## WHAT IS ASKED
Return every line of the records below verbatim, with no pictures in the copy.

## DATA FOR THIS EXERCISE
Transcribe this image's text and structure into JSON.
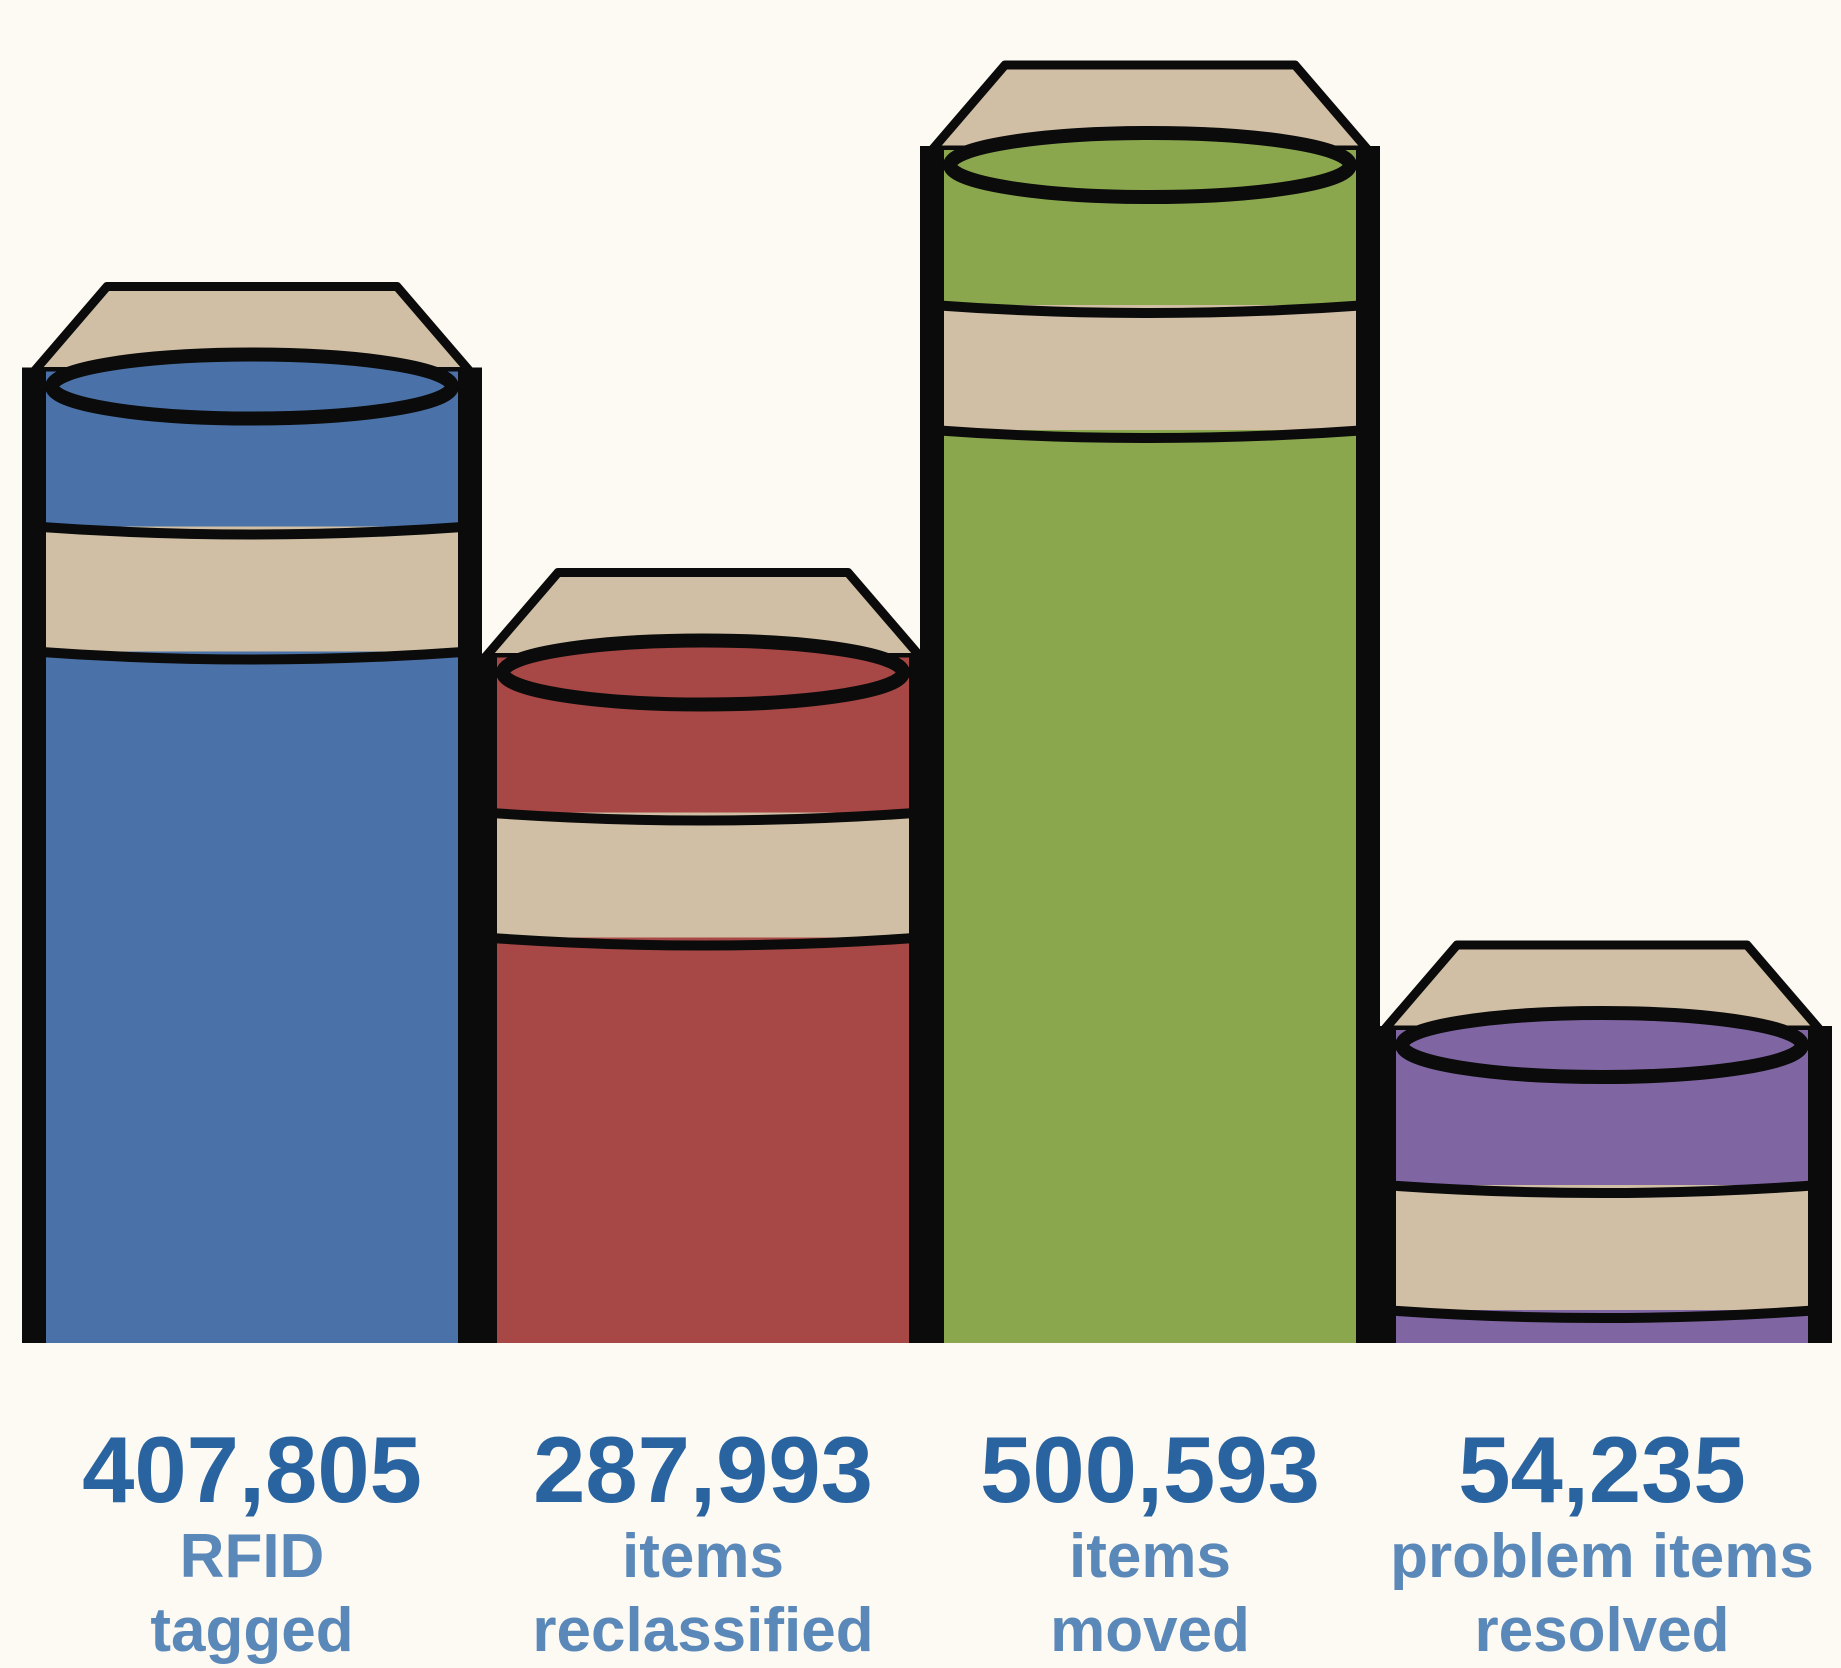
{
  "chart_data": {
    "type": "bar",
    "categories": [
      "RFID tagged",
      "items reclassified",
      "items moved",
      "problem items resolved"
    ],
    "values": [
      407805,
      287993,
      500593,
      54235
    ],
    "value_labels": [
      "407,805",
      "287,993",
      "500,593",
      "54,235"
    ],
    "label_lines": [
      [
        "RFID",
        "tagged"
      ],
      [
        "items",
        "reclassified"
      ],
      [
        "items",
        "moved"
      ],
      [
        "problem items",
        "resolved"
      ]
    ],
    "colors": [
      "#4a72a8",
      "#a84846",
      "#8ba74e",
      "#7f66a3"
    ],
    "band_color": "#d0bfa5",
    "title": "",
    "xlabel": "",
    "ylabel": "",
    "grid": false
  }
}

## FULL OUTPUT
Transcribe this image's text and structure into JSON.
{
  "chart_data": {
    "type": "bar",
    "categories": [
      "RFID tagged",
      "items reclassified",
      "items moved",
      "problem items resolved"
    ],
    "values": [
      407805,
      287993,
      500593,
      54235
    ],
    "value_labels": [
      "407,805",
      "287,993",
      "500,593",
      "54,235"
    ],
    "label_lines": [
      [
        "RFID",
        "tagged"
      ],
      [
        "items",
        "reclassified"
      ],
      [
        "items",
        "moved"
      ],
      [
        "problem items",
        "resolved"
      ]
    ],
    "colors": [
      "#4a72a8",
      "#a84846",
      "#8ba74e",
      "#7f66a3"
    ],
    "band_color": "#d0bfa5",
    "title": "",
    "xlabel": "",
    "ylabel": "",
    "grid": false
  }
}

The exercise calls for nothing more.